* [PROBLEM STATEMENT]: Lines that contain "Bond" are to be counted; give only their number.

* [INPUT FOR THIS TASK]:
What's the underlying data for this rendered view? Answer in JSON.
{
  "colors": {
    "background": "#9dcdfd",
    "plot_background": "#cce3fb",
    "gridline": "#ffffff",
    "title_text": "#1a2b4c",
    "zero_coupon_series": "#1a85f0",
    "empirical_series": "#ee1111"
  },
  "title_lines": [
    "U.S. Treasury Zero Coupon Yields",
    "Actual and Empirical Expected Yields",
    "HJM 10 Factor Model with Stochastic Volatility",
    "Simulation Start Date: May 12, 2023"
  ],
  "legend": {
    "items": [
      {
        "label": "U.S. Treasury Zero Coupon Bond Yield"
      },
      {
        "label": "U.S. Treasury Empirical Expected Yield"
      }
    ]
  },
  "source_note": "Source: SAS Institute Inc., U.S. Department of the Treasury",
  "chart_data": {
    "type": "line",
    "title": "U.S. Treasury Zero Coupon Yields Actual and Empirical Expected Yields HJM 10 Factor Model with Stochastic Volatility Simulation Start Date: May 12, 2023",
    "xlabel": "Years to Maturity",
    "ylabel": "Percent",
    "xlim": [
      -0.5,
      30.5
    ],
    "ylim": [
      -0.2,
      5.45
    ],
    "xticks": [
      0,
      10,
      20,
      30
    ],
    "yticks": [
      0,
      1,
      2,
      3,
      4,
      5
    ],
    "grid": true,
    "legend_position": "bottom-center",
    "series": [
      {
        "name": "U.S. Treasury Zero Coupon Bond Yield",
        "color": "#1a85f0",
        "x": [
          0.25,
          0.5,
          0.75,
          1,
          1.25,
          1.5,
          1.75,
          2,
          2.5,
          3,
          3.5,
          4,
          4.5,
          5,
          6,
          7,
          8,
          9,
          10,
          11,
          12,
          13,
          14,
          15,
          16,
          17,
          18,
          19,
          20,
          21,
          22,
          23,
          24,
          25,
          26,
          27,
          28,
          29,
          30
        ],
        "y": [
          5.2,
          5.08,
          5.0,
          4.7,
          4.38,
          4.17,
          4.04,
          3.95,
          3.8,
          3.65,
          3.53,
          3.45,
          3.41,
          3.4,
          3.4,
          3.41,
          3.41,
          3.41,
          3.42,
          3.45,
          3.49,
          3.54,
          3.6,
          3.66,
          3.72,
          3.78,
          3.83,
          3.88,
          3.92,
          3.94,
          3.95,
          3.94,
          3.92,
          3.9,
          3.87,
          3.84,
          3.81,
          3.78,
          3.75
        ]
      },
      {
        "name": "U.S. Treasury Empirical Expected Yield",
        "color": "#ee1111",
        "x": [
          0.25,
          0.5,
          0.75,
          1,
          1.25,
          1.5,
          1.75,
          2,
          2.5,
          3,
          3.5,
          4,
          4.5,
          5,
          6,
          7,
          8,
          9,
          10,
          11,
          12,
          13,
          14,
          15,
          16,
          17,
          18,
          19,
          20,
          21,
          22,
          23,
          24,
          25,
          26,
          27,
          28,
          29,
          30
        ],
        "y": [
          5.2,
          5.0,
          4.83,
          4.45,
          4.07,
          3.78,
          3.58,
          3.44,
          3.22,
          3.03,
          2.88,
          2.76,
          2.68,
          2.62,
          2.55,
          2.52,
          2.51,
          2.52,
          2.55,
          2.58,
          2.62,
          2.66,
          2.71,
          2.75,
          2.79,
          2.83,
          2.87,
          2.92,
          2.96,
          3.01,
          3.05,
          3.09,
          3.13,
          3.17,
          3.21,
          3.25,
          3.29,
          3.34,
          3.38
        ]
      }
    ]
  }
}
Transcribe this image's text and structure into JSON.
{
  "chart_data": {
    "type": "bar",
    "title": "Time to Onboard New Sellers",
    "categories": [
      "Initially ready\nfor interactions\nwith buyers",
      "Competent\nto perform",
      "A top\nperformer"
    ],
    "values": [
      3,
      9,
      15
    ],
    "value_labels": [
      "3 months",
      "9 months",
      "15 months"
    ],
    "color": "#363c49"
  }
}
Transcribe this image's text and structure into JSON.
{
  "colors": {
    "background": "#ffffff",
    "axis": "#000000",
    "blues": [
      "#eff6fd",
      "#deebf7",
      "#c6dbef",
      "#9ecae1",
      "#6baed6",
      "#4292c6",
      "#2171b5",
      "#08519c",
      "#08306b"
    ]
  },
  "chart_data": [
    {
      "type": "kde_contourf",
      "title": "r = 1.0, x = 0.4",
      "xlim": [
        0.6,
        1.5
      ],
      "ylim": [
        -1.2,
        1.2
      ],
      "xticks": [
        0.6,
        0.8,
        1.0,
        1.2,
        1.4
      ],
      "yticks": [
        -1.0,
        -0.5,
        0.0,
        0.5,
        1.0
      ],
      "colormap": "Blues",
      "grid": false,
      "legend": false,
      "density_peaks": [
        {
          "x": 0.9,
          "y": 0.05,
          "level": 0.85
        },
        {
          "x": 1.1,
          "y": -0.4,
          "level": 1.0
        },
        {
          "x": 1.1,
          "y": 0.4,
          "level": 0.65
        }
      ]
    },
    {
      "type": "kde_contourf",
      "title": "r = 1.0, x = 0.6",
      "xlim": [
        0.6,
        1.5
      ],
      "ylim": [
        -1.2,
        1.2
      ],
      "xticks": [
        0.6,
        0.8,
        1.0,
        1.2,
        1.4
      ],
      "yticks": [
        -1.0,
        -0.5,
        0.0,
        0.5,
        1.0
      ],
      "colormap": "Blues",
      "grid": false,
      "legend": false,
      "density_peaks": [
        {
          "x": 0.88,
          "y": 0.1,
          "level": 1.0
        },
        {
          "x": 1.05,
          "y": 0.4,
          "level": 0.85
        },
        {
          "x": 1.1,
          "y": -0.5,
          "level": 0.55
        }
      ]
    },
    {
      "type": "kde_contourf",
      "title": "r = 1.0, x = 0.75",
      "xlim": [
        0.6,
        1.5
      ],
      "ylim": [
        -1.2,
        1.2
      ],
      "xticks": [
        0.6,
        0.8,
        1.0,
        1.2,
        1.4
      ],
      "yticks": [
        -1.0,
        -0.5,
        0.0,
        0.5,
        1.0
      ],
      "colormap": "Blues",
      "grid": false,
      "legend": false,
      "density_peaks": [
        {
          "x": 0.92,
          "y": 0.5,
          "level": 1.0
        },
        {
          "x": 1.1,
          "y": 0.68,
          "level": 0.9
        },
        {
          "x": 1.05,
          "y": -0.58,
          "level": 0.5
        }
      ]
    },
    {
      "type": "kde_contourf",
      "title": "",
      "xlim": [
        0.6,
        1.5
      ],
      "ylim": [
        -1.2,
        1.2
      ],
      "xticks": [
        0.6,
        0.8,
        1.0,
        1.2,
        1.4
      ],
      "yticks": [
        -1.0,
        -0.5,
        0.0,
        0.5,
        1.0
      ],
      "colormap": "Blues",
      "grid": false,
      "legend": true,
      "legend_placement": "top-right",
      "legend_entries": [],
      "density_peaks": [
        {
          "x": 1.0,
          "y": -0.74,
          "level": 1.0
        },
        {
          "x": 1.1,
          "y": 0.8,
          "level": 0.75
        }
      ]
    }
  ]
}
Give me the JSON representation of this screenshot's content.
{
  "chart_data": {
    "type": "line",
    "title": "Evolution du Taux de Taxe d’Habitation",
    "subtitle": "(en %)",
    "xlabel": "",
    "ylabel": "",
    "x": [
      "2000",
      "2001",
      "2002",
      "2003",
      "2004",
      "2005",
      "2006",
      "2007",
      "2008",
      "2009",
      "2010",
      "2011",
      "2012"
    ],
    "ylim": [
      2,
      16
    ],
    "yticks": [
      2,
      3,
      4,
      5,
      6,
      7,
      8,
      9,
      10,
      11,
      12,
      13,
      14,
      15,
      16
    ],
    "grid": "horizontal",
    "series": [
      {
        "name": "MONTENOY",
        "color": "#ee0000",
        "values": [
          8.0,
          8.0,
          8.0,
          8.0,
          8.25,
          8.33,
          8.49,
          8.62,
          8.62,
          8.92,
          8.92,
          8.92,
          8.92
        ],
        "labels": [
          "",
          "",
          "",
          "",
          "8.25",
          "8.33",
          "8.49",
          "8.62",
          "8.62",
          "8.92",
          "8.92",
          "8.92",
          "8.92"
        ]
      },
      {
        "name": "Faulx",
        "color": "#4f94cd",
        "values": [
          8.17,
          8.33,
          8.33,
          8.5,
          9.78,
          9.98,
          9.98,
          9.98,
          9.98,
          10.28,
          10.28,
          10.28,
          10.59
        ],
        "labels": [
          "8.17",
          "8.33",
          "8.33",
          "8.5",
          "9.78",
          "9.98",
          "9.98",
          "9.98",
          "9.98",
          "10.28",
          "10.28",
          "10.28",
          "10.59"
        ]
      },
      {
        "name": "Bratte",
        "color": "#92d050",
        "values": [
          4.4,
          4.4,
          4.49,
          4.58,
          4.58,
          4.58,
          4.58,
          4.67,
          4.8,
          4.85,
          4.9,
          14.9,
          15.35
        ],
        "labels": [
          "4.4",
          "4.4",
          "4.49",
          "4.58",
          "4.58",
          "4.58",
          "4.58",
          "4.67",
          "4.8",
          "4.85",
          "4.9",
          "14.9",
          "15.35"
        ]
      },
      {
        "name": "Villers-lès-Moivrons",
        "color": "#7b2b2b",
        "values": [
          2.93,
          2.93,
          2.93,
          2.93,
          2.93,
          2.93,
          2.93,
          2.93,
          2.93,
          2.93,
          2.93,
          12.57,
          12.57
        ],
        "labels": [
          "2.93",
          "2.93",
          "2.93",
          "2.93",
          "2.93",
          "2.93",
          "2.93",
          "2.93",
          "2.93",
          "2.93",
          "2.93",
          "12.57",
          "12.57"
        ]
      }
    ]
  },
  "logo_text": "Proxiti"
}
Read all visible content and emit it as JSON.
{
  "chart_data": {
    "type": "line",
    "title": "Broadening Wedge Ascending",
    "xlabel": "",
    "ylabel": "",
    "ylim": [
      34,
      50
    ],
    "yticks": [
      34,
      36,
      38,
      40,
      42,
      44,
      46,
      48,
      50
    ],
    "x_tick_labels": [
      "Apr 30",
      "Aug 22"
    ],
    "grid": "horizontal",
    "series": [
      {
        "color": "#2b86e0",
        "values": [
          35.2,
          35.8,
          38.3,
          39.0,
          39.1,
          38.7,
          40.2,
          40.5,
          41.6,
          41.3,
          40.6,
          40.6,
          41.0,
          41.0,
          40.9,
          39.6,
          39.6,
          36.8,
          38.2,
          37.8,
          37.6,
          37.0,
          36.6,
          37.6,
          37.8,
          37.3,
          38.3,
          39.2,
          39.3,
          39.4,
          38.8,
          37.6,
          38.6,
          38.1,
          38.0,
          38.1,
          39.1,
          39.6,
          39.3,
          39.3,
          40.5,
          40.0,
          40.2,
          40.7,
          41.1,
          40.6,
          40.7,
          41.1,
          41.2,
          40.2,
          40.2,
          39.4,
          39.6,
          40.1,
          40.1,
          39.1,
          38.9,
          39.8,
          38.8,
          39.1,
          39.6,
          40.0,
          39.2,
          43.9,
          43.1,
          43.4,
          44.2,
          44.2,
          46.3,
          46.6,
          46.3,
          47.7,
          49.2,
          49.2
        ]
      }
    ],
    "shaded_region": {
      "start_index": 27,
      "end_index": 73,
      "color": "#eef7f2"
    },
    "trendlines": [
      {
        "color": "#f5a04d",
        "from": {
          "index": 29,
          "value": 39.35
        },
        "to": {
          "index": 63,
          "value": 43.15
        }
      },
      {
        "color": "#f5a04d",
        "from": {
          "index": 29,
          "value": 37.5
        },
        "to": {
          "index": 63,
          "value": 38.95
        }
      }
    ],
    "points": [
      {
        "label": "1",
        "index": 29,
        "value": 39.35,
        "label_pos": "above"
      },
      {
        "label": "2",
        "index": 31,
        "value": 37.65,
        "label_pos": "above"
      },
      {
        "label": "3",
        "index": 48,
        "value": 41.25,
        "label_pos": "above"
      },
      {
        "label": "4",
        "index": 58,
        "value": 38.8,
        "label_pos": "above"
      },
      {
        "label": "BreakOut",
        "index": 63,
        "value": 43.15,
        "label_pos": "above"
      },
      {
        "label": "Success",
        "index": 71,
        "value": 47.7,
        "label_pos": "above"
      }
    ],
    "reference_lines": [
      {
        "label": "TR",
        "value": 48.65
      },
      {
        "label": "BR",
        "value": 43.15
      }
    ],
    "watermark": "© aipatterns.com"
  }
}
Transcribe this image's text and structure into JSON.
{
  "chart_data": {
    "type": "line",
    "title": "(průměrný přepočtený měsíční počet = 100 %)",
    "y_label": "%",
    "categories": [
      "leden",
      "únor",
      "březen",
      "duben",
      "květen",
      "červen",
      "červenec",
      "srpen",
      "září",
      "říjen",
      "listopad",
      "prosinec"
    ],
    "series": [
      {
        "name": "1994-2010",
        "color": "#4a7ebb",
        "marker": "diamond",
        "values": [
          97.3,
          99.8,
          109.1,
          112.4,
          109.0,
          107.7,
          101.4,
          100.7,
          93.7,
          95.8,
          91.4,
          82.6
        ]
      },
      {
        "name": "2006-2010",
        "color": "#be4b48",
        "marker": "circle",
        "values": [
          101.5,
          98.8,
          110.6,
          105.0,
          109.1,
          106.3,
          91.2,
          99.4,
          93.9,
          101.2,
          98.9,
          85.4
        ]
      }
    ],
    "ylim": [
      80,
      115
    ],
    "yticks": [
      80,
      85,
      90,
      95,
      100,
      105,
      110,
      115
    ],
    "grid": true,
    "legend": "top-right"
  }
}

* [ANSWER FOR THE TASK]: 2